Provided data start
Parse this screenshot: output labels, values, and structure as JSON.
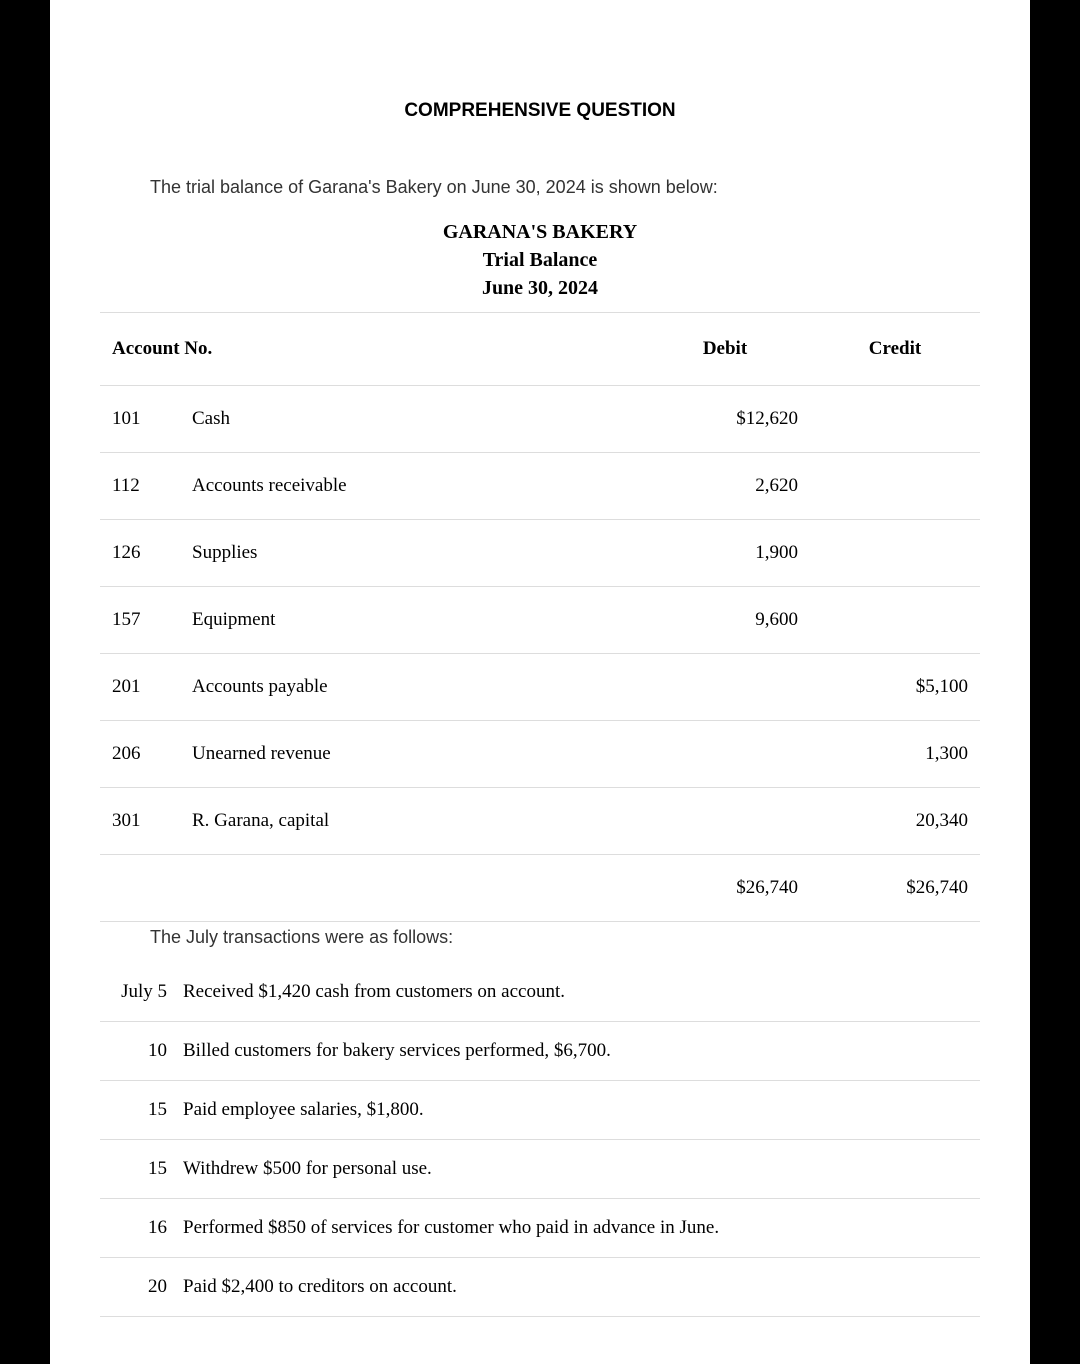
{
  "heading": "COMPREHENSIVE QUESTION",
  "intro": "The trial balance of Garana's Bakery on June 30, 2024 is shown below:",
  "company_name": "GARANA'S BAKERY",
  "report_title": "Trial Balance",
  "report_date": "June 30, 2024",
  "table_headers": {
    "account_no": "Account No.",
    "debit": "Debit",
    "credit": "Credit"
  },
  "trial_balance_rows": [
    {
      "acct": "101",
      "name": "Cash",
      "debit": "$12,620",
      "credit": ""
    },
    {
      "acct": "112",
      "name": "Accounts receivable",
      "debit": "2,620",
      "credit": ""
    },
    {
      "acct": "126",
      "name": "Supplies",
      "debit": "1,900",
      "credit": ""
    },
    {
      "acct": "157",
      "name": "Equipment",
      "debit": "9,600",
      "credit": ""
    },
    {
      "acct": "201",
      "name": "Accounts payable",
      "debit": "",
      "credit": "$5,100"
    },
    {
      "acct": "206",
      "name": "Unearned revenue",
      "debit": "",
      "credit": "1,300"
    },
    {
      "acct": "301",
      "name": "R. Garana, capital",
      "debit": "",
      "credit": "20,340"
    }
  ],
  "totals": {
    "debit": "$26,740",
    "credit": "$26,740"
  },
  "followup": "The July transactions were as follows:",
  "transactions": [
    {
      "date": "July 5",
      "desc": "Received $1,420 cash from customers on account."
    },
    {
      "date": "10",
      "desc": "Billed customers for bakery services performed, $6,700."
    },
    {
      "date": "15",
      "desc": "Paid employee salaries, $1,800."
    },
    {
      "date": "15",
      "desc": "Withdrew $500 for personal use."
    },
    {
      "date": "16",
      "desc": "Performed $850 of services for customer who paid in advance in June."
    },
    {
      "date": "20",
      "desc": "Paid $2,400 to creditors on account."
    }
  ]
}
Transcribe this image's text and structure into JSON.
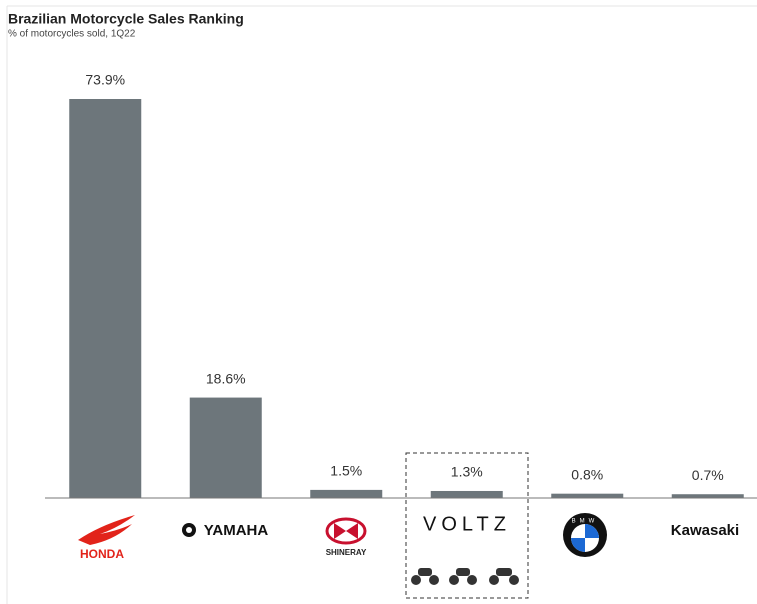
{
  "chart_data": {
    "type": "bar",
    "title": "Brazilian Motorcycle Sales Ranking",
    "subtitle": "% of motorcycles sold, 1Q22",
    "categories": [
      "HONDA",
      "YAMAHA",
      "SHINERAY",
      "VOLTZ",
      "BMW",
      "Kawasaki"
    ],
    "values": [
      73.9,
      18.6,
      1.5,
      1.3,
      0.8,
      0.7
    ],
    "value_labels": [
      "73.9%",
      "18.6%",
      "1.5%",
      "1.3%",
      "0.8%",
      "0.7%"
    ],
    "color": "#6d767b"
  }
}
Provided data end
● **Exercise**
Show all lines in the entries above where the string "values" appears.

● **Output for this task**
Parse this screenshot: output labels, values, and structure as JSON.
    "values": [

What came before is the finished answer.